▶ _WORK INSTRUCTIONS_: Copy the lines of the listing below word for word, starting at the line that contains "I need the location" and stopping after the line that contains "svg-text:Спальня: Спальня bbox=[90, 233, 154, 250]". Include nothing outside that span, and leave out the pictures.

▶ _INFORMATION PROVIDED_:

* * * * * * *

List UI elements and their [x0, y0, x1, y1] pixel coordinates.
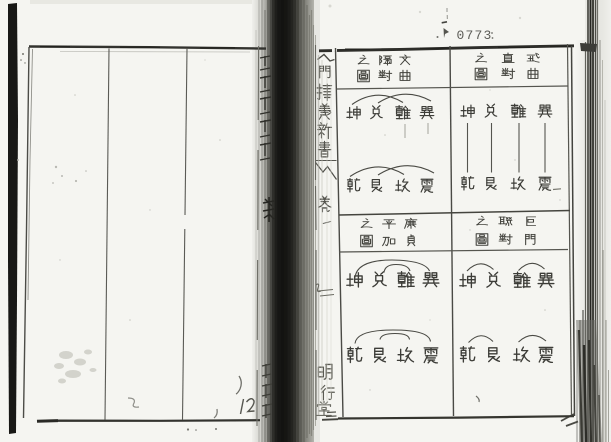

* * * * * * *

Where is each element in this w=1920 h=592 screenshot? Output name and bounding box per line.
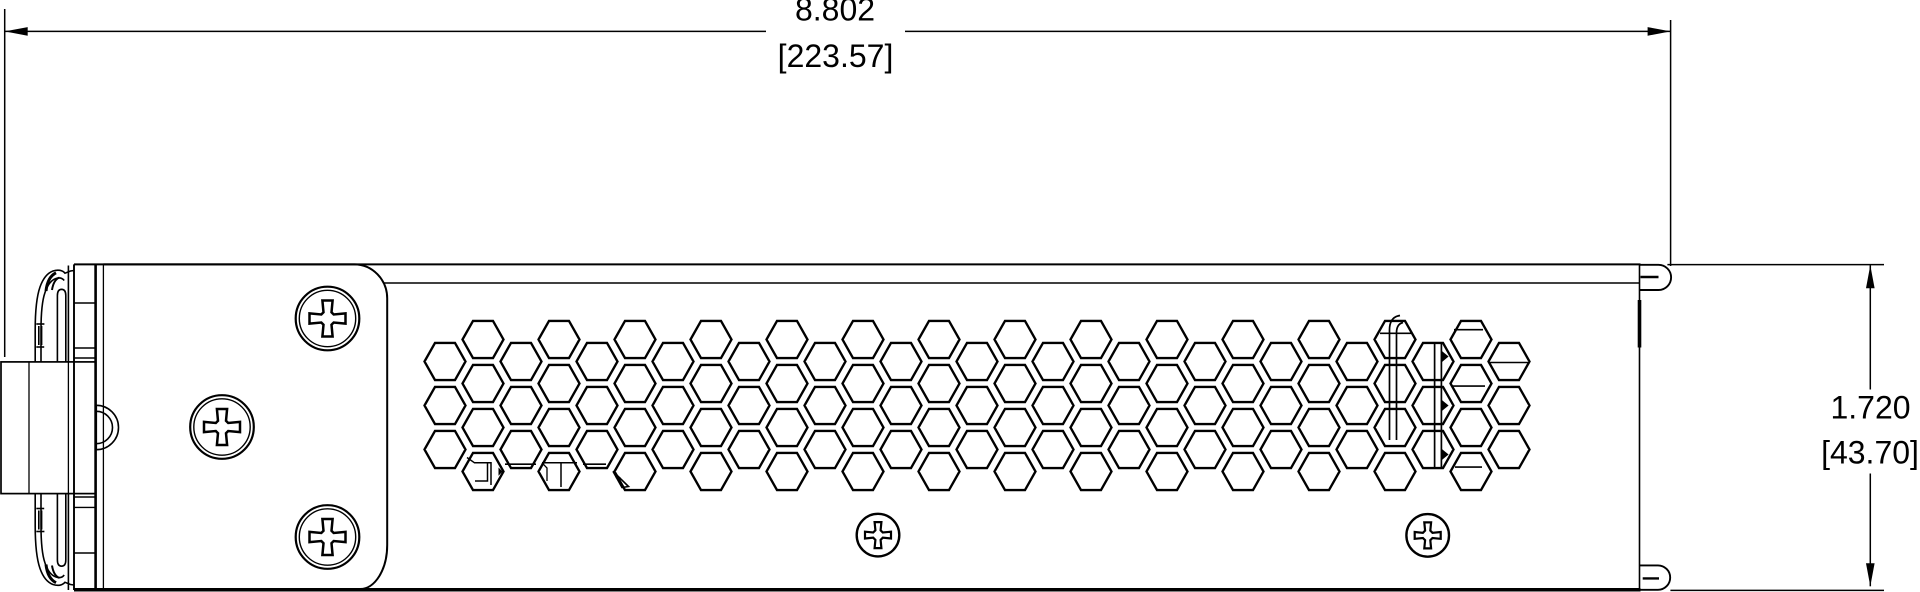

* * * * * * *

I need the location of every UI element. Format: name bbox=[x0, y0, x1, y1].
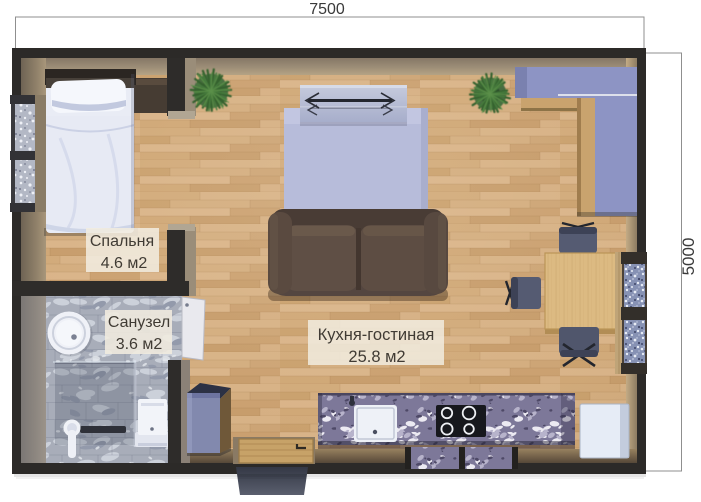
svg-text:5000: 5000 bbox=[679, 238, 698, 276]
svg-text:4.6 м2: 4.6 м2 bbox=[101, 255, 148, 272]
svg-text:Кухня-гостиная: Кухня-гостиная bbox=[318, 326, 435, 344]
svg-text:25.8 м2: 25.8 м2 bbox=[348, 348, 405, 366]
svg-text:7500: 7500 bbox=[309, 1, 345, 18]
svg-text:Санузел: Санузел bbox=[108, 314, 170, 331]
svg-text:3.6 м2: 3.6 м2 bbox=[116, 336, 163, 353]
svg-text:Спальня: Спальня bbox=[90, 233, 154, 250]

* * * * * * *

▶ _RESULT BELOW_:
I need the location of every UI element. Format: name bbox=[x0, y0, x1, y1].
svg-text:5000: 5000 bbox=[679, 238, 698, 276]
svg-text:4.6 м2: 4.6 м2 bbox=[101, 255, 148, 272]
svg-text:Кухня-гостиная: Кухня-гостиная bbox=[318, 326, 435, 344]
svg-text:25.8 м2: 25.8 м2 bbox=[348, 348, 405, 366]
svg-text:7500: 7500 bbox=[309, 1, 345, 18]
svg-text:Санузел: Санузел bbox=[108, 314, 170, 331]
svg-text:3.6 м2: 3.6 м2 bbox=[116, 336, 163, 353]
svg-text:Спальня: Спальня bbox=[90, 233, 154, 250]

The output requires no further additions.